• _RECORDS FOR THE TASK_:
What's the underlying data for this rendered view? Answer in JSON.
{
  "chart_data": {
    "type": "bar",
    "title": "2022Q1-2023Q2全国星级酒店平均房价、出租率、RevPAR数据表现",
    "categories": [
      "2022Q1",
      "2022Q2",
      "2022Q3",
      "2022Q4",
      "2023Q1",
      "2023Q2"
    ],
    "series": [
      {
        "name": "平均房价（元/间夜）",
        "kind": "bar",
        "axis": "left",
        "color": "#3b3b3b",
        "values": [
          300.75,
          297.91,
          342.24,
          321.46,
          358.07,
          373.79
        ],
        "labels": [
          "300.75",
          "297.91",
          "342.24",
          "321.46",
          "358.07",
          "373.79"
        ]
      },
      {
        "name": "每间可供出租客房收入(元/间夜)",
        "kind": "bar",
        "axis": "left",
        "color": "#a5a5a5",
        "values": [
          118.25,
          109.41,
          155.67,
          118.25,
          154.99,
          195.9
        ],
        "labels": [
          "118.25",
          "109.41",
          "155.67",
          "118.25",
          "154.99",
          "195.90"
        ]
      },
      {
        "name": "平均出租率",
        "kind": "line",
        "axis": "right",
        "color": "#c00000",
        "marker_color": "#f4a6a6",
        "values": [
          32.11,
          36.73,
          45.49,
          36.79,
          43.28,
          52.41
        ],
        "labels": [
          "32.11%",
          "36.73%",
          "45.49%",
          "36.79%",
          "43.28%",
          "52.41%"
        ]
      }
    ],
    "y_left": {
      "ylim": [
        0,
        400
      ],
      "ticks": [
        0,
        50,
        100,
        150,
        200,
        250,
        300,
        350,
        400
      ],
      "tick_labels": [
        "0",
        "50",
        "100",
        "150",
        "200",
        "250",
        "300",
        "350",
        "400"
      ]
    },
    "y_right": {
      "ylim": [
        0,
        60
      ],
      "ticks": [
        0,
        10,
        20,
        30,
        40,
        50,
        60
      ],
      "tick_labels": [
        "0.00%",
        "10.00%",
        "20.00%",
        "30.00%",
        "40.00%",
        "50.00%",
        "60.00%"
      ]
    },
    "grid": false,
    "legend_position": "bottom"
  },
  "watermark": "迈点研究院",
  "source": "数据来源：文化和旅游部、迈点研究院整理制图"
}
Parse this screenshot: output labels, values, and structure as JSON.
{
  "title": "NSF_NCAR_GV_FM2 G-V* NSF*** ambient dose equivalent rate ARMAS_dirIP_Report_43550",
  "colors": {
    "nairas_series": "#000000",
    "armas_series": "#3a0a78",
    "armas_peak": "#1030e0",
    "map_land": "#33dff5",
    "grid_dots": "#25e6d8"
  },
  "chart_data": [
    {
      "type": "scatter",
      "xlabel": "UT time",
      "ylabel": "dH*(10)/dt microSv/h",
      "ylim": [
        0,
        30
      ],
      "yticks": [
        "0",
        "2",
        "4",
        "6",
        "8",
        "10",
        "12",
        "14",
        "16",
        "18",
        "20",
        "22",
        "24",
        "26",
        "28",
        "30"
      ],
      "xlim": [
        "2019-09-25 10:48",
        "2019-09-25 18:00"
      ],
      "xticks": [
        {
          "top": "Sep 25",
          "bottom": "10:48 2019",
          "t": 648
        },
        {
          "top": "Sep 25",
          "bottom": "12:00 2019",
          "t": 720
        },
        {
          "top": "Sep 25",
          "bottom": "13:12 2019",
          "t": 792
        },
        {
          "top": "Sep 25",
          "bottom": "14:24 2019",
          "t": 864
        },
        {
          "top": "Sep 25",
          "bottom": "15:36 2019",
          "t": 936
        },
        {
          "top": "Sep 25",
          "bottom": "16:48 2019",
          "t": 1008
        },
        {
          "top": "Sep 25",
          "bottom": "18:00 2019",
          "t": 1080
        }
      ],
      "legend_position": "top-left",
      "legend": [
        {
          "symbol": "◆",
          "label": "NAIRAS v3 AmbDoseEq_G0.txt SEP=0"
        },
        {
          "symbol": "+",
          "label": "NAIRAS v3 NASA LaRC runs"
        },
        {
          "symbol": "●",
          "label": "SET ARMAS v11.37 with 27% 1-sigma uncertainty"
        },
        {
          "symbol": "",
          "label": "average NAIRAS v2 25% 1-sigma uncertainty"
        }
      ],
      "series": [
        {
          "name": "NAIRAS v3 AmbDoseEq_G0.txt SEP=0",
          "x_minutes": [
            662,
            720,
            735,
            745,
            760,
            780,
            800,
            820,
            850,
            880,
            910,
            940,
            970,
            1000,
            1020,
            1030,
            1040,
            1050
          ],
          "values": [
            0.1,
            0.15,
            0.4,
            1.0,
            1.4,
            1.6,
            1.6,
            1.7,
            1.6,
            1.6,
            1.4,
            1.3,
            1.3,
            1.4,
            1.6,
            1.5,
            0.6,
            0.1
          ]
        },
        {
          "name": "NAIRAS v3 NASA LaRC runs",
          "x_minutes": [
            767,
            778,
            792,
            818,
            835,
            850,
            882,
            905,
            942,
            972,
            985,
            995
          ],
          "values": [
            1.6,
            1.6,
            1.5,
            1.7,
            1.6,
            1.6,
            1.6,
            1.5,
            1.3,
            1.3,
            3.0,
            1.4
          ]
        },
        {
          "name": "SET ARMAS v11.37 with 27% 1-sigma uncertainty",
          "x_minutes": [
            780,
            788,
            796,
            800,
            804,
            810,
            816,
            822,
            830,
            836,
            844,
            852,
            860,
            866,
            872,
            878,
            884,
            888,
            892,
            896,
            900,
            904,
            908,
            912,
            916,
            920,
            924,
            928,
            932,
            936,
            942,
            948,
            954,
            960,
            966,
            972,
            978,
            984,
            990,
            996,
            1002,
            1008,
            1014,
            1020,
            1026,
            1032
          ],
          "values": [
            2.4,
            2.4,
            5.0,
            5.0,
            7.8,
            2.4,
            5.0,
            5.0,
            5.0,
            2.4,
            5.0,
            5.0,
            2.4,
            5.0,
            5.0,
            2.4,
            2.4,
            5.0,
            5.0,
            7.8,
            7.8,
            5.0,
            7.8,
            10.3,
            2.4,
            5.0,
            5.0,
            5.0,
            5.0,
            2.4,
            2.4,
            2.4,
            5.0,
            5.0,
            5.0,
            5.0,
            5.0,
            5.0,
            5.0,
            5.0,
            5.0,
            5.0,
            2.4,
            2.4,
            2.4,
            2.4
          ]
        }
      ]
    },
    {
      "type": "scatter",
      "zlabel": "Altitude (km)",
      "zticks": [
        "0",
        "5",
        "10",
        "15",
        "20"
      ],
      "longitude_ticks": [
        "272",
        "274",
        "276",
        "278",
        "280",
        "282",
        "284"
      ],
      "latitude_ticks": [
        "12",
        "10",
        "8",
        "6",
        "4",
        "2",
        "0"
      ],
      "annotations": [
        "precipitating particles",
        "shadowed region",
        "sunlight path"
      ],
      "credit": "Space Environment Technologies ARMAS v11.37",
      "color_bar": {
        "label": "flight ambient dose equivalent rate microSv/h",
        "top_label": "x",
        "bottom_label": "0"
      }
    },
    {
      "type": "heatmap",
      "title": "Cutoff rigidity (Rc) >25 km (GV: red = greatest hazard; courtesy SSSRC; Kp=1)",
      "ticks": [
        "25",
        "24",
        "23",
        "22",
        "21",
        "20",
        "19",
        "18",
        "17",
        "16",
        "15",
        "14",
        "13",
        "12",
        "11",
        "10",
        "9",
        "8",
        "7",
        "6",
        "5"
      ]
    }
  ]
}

• _SET TASK_:
Go back to the listing above and please repeat it exactly.

• _OUTPUT_:
What's the underlying data for this rendered view? Answer in JSON.
{
  "chart_data": {
    "type": "bar",
    "title": "2022Q1-2023Q2全国星级酒店平均房价、出租率、RevPAR数据表现",
    "categories": [
      "2022Q1",
      "2022Q2",
      "2022Q3",
      "2022Q4",
      "2023Q1",
      "2023Q2"
    ],
    "series": [
      {
        "name": "平均房价（元/间夜）",
        "kind": "bar",
        "axis": "left",
        "color": "#3b3b3b",
        "values": [
          300.75,
          297.91,
          342.24,
          321.46,
          358.07,
          373.79
        ],
        "labels": [
          "300.75",
          "297.91",
          "342.24",
          "321.46",
          "358.07",
          "373.79"
        ]
      },
      {
        "name": "每间可供出租客房收入(元/间夜)",
        "kind": "bar",
        "axis": "left",
        "color": "#a5a5a5",
        "values": [
          118.25,
          109.41,
          155.67,
          118.25,
          154.99,
          195.9
        ],
        "labels": [
          "118.25",
          "109.41",
          "155.67",
          "118.25",
          "154.99",
          "195.90"
        ]
      },
      {
        "name": "平均出租率",
        "kind": "line",
        "axis": "right",
        "color": "#c00000",
        "marker_color": "#f4a6a6",
        "values": [
          32.11,
          36.73,
          45.49,
          36.79,
          43.28,
          52.41
        ],
        "labels": [
          "32.11%",
          "36.73%",
          "45.49%",
          "36.79%",
          "43.28%",
          "52.41%"
        ]
      }
    ],
    "y_left": {
      "ylim": [
        0,
        400
      ],
      "ticks": [
        0,
        50,
        100,
        150,
        200,
        250,
        300,
        350,
        400
      ],
      "tick_labels": [
        "0",
        "50",
        "100",
        "150",
        "200",
        "250",
        "300",
        "350",
        "400"
      ]
    },
    "y_right": {
      "ylim": [
        0,
        60
      ],
      "ticks": [
        0,
        10,
        20,
        30,
        40,
        50,
        60
      ],
      "tick_labels": [
        "0.00%",
        "10.00%",
        "20.00%",
        "30.00%",
        "40.00%",
        "50.00%",
        "60.00%"
      ]
    },
    "grid": false,
    "legend_position": "bottom"
  },
  "watermark": "迈点研究院",
  "source": "数据来源：文化和旅游部、迈点研究院整理制图"
}
Parse this screenshot: output labels, values, and structure as JSON.
{
  "title": "NSF_NCAR_GV_FM2 G-V* NSF*** ambient dose equivalent rate ARMAS_dirIP_Report_43550",
  "colors": {
    "nairas_series": "#000000",
    "armas_series": "#3a0a78",
    "armas_peak": "#1030e0",
    "map_land": "#33dff5",
    "grid_dots": "#25e6d8"
  },
  "chart_data": [
    {
      "type": "scatter",
      "xlabel": "UT time",
      "ylabel": "dH*(10)/dt microSv/h",
      "ylim": [
        0,
        30
      ],
      "yticks": [
        "0",
        "2",
        "4",
        "6",
        "8",
        "10",
        "12",
        "14",
        "16",
        "18",
        "20",
        "22",
        "24",
        "26",
        "28",
        "30"
      ],
      "xlim": [
        "2019-09-25 10:48",
        "2019-09-25 18:00"
      ],
      "xticks": [
        {
          "top": "Sep 25",
          "bottom": "10:48 2019",
          "t": 648
        },
        {
          "top": "Sep 25",
          "bottom": "12:00 2019",
          "t": 720
        },
        {
          "top": "Sep 25",
          "bottom": "13:12 2019",
          "t": 792
        },
        {
          "top": "Sep 25",
          "bottom": "14:24 2019",
          "t": 864
        },
        {
          "top": "Sep 25",
          "bottom": "15:36 2019",
          "t": 936
        },
        {
          "top": "Sep 25",
          "bottom": "16:48 2019",
          "t": 1008
        },
        {
          "top": "Sep 25",
          "bottom": "18:00 2019",
          "t": 1080
        }
      ],
      "legend_position": "top-left",
      "legend": [
        {
          "symbol": "◆",
          "label": "NAIRAS v3 AmbDoseEq_G0.txt SEP=0"
        },
        {
          "symbol": "+",
          "label": "NAIRAS v3 NASA LaRC runs"
        },
        {
          "symbol": "●",
          "label": "SET ARMAS v11.37 with 27% 1-sigma uncertainty"
        },
        {
          "symbol": "",
          "label": "average NAIRAS v2 25% 1-sigma uncertainty"
        }
      ],
      "series": [
        {
          "name": "NAIRAS v3 AmbDoseEq_G0.txt SEP=0",
          "x_minutes": [
            662,
            720,
            735,
            745,
            760,
            780,
            800,
            820,
            850,
            880,
            910,
            940,
            970,
            1000,
            1020,
            1030,
            1040,
            1050
          ],
          "values": [
            0.1,
            0.15,
            0.4,
            1.0,
            1.4,
            1.6,
            1.6,
            1.7,
            1.6,
            1.6,
            1.4,
            1.3,
            1.3,
            1.4,
            1.6,
            1.5,
            0.6,
            0.1
          ]
        },
        {
          "name": "NAIRAS v3 NASA LaRC runs",
          "x_minutes": [
            767,
            778,
            792,
            818,
            835,
            850,
            882,
            905,
            942,
            972,
            985,
            995
          ],
          "values": [
            1.6,
            1.6,
            1.5,
            1.7,
            1.6,
            1.6,
            1.6,
            1.5,
            1.3,
            1.3,
            3.0,
            1.4
          ]
        },
        {
          "name": "SET ARMAS v11.37 with 27% 1-sigma uncertainty",
          "x_minutes": [
            780,
            788,
            796,
            800,
            804,
            810,
            816,
            822,
            830,
            836,
            844,
            852,
            860,
            866,
            872,
            878,
            884,
            888,
            892,
            896,
            900,
            904,
            908,
            912,
            916,
            920,
            924,
            928,
            932,
            936,
            942,
            948,
            954,
            960,
            966,
            972,
            978,
            984,
            990,
            996,
            1002,
            1008,
            1014,
            1020,
            1026,
            1032
          ],
          "values": [
            2.4,
            2.4,
            5.0,
            5.0,
            7.8,
            2.4,
            5.0,
            5.0,
            5.0,
            2.4,
            5.0,
            5.0,
            2.4,
            5.0,
            5.0,
            2.4,
            2.4,
            5.0,
            5.0,
            7.8,
            7.8,
            5.0,
            7.8,
            10.3,
            2.4,
            5.0,
            5.0,
            5.0,
            5.0,
            2.4,
            2.4,
            2.4,
            5.0,
            5.0,
            5.0,
            5.0,
            5.0,
            5.0,
            5.0,
            5.0,
            5.0,
            5.0,
            2.4,
            2.4,
            2.4,
            2.4
          ]
        }
      ]
    },
    {
      "type": "scatter",
      "zlabel": "Altitude (km)",
      "zticks": [
        "0",
        "5",
        "10",
        "15",
        "20"
      ],
      "longitude_ticks": [
        "272",
        "274",
        "276",
        "278",
        "280",
        "282",
        "284"
      ],
      "latitude_ticks": [
        "12",
        "10",
        "8",
        "6",
        "4",
        "2",
        "0"
      ],
      "annotations": [
        "precipitating particles",
        "shadowed region",
        "sunlight path"
      ],
      "credit": "Space Environment Technologies ARMAS v11.37",
      "color_bar": {
        "label": "flight ambient dose equivalent rate microSv/h",
        "top_label": "x",
        "bottom_label": "0"
      }
    },
    {
      "type": "heatmap",
      "title": "Cutoff rigidity (Rc) >25 km (GV: red = greatest hazard; courtesy SSSRC; Kp=1)",
      "ticks": [
        "25",
        "24",
        "23",
        "22",
        "21",
        "20",
        "19",
        "18",
        "17",
        "16",
        "15",
        "14",
        "13",
        "12",
        "11",
        "10",
        "9",
        "8",
        "7",
        "6",
        "5"
      ]
    }
  ]
}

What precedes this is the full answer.